begin DATASET ROWS
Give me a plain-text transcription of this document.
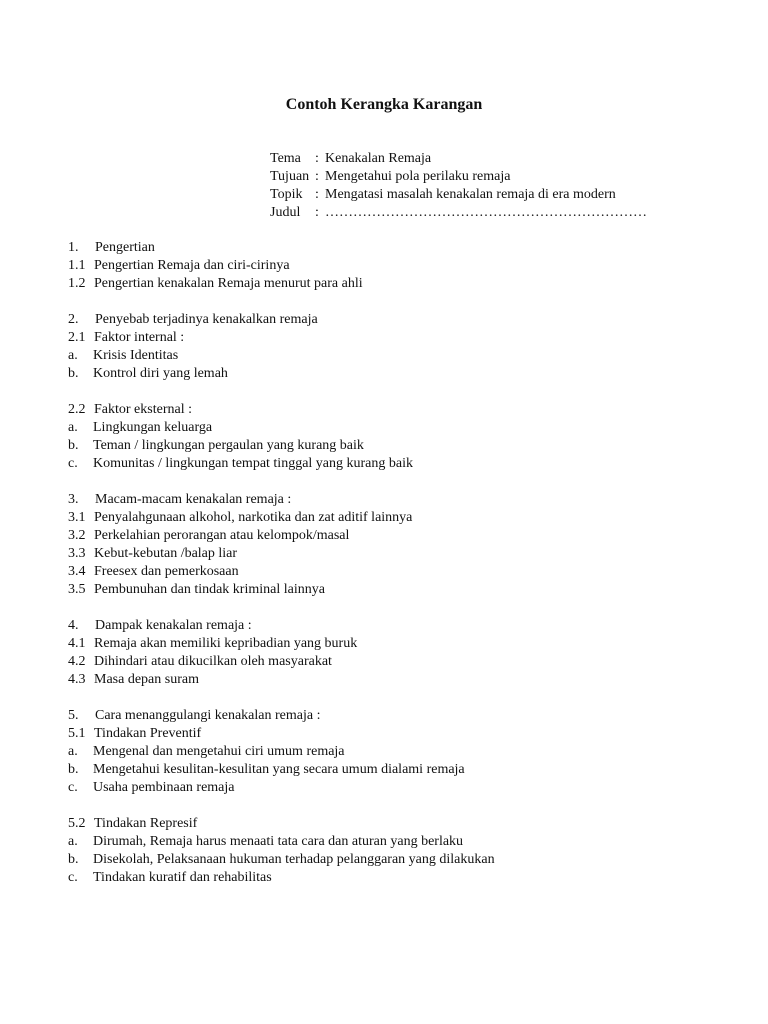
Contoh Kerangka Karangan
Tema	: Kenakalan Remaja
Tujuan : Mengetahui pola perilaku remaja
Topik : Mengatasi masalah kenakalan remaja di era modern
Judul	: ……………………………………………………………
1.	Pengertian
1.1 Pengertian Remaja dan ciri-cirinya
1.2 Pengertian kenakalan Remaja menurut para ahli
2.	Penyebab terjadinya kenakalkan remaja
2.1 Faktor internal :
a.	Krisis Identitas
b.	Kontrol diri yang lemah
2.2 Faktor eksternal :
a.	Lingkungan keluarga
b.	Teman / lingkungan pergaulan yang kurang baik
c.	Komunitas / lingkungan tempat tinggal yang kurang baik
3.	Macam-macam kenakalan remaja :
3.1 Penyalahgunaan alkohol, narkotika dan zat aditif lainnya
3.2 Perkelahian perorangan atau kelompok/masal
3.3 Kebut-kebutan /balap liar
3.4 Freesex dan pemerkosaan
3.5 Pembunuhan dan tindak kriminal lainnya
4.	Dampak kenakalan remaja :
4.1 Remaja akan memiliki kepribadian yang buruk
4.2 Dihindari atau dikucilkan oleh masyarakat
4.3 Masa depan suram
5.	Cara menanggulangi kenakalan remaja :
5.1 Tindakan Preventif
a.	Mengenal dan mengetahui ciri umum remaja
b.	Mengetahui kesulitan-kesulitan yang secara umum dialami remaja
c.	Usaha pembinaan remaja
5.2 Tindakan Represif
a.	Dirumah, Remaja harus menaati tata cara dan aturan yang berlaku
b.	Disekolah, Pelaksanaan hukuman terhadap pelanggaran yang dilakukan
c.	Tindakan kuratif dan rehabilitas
end DATASET ROWS
begin DATASET ROWS
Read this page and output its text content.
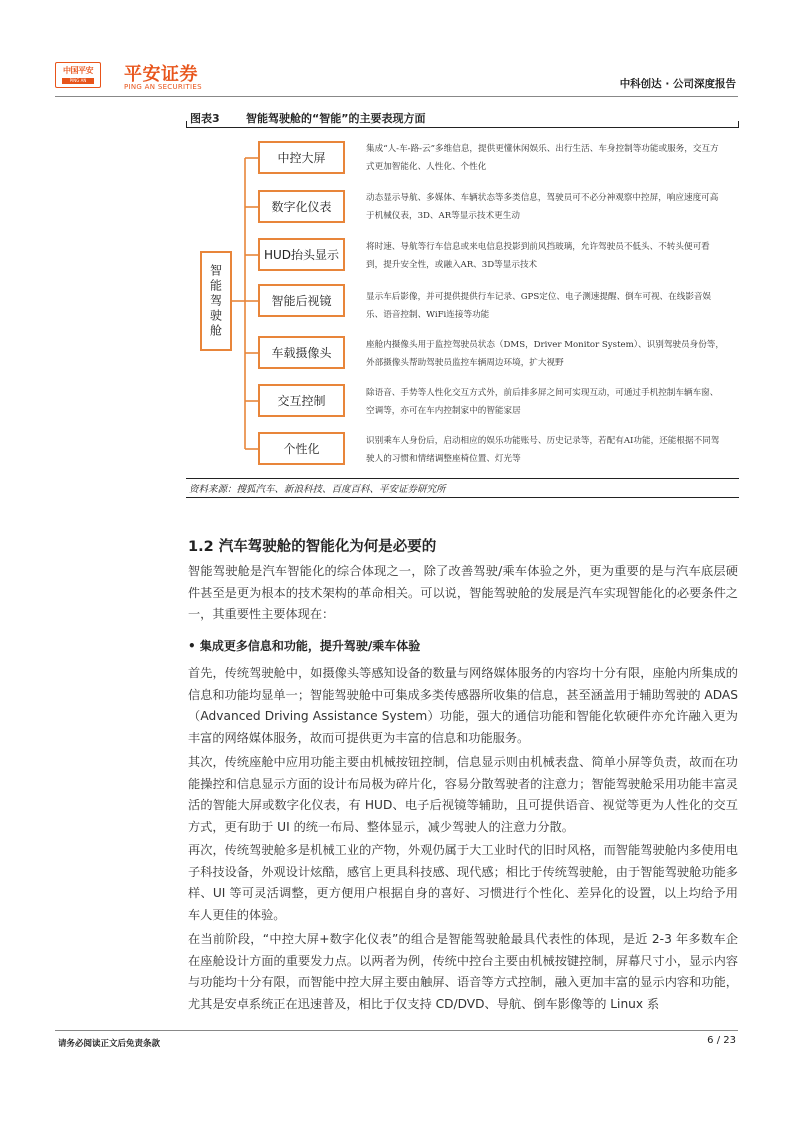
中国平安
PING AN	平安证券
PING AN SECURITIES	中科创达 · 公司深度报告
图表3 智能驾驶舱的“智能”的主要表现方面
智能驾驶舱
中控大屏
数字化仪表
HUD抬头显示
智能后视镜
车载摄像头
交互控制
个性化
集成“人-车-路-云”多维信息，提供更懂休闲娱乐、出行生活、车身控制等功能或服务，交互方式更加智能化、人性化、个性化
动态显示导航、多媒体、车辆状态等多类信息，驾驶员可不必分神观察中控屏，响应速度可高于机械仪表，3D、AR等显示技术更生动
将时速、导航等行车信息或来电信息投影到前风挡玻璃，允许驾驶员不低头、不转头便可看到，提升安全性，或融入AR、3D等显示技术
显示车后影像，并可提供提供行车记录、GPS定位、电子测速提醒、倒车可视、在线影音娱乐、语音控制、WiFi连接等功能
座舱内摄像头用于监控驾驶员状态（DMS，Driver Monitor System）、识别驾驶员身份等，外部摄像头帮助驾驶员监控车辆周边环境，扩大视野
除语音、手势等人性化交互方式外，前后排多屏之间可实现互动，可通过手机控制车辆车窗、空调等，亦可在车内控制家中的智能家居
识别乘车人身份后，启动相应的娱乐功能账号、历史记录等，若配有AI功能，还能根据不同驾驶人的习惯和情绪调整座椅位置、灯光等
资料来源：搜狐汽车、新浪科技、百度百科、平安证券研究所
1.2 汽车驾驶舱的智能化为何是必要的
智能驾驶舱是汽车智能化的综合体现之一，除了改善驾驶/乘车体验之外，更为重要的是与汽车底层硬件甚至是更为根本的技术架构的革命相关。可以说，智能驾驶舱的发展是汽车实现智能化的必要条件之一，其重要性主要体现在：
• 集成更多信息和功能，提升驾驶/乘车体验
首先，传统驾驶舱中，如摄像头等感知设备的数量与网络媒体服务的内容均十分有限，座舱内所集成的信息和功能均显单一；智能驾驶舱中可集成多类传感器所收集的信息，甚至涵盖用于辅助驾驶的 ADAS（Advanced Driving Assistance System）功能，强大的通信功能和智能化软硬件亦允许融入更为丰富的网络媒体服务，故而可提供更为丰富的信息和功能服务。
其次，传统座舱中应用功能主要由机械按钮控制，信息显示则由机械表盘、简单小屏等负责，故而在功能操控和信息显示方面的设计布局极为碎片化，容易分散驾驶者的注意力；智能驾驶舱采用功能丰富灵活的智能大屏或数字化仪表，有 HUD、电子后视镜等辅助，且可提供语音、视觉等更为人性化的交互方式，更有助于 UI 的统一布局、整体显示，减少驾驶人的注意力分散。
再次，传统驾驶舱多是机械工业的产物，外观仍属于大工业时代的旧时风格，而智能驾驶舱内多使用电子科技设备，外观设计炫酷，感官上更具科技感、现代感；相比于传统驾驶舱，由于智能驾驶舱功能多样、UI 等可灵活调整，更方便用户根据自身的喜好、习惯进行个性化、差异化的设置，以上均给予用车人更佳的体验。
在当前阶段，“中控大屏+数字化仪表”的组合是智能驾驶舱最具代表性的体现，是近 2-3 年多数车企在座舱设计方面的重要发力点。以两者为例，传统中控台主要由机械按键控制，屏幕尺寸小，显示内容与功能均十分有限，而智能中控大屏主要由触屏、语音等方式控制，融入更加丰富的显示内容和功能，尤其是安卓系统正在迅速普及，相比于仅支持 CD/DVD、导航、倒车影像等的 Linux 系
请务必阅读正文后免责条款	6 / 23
end DATASET ROWS
> _WHAT IS REQUIRED_:
Copy out all lines that carry the word "umum".

> _TASK SOLUTION_:
a.	Mengenal dan mengetahui ciri umum remaja
b.	Mengetahui kesulitan-kesulitan yang secara umum dialami remaja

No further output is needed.